▶ _AIM OF THE TASK_: In the entries that follow, how many lines hold the string "range"? Give only that number.
>> START TASK INPUT
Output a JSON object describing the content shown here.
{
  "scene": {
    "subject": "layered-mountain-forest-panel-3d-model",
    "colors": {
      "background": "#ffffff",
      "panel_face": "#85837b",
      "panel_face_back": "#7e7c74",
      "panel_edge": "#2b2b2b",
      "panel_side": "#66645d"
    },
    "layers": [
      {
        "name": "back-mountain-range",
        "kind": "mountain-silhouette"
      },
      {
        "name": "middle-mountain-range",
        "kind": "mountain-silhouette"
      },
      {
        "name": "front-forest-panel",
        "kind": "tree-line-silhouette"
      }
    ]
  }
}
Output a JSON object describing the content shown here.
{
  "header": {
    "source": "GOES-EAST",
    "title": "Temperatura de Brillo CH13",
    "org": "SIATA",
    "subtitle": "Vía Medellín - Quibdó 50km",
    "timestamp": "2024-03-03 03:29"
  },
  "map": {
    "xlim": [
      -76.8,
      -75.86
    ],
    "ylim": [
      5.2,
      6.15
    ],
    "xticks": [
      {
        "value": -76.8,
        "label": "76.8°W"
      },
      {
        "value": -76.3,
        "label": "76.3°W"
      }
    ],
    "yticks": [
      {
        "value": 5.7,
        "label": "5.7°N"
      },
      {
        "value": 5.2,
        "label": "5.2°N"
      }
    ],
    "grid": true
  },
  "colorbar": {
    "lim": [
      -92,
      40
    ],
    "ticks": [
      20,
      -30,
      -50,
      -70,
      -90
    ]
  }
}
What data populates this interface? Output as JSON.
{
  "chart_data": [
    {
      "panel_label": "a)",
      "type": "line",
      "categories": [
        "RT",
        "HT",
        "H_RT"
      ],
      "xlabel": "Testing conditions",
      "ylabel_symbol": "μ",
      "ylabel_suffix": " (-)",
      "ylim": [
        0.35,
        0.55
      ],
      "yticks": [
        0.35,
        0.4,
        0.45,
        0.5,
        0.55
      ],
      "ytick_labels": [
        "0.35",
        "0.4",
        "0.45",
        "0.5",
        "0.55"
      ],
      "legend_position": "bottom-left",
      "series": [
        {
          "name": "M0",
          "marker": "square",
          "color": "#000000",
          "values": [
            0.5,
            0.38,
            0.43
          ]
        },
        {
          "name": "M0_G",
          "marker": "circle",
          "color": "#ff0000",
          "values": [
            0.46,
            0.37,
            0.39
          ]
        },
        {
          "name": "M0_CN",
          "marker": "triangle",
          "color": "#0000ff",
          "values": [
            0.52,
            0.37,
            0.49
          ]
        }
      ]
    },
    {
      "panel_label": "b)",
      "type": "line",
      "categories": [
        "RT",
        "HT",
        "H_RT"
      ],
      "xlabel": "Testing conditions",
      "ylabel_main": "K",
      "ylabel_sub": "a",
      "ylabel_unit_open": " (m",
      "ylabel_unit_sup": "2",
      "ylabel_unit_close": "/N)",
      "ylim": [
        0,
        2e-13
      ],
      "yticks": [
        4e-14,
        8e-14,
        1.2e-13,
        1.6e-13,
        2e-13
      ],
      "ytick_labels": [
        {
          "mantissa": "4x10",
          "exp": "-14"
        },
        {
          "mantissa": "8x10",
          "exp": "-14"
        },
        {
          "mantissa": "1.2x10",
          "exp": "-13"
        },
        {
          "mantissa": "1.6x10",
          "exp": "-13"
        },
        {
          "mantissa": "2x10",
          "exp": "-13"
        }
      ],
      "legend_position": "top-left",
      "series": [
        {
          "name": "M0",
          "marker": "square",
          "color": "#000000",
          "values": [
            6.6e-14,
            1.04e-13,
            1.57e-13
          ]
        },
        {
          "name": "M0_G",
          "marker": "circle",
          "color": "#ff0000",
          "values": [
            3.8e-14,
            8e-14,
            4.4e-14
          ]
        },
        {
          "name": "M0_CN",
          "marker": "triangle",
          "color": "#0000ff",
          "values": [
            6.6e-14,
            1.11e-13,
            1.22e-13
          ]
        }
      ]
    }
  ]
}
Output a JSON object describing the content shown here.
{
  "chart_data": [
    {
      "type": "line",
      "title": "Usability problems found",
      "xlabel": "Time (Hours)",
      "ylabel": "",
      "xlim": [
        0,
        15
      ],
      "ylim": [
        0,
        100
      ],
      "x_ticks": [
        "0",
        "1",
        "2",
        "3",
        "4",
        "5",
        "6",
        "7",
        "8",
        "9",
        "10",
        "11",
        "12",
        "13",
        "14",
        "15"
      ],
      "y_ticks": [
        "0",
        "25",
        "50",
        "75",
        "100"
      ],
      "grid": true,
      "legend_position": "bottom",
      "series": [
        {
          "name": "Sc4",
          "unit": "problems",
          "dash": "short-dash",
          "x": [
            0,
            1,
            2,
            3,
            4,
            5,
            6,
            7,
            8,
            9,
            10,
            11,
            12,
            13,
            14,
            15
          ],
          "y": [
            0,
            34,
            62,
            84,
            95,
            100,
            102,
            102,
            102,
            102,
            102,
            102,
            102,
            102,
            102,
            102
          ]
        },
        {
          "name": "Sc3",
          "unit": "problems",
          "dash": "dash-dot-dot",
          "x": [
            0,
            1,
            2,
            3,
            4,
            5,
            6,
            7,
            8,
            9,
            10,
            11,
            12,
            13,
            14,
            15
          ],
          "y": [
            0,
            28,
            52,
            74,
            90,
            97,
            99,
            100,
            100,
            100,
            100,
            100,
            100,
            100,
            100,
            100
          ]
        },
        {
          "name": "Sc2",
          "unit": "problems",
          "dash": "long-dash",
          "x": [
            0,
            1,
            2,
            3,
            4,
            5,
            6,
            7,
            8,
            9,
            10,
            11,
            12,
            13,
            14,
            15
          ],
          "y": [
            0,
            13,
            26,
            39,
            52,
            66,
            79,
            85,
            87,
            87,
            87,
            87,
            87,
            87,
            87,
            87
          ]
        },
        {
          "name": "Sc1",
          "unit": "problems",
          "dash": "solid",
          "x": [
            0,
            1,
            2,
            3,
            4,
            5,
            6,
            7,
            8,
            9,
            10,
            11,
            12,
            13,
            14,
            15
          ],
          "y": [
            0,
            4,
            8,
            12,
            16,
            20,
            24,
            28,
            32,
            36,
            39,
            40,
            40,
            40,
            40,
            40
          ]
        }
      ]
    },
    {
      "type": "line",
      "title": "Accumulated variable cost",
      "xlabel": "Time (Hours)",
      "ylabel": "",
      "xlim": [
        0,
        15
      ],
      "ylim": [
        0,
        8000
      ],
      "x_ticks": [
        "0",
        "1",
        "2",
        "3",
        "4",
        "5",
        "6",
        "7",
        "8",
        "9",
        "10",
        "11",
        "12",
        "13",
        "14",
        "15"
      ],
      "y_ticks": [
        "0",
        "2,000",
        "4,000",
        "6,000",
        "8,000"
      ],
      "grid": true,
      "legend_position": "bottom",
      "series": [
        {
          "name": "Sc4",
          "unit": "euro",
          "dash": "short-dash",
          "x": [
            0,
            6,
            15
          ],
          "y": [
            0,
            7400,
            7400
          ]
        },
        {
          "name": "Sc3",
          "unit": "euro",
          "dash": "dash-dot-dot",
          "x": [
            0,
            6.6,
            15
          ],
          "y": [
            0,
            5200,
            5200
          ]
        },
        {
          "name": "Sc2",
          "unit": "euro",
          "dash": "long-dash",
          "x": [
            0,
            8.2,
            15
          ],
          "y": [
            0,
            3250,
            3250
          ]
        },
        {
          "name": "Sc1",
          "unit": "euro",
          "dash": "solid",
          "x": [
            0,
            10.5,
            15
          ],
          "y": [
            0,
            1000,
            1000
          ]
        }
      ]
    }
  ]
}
>> END TASK INPUT
▶ _FULL SOLUTION_: 2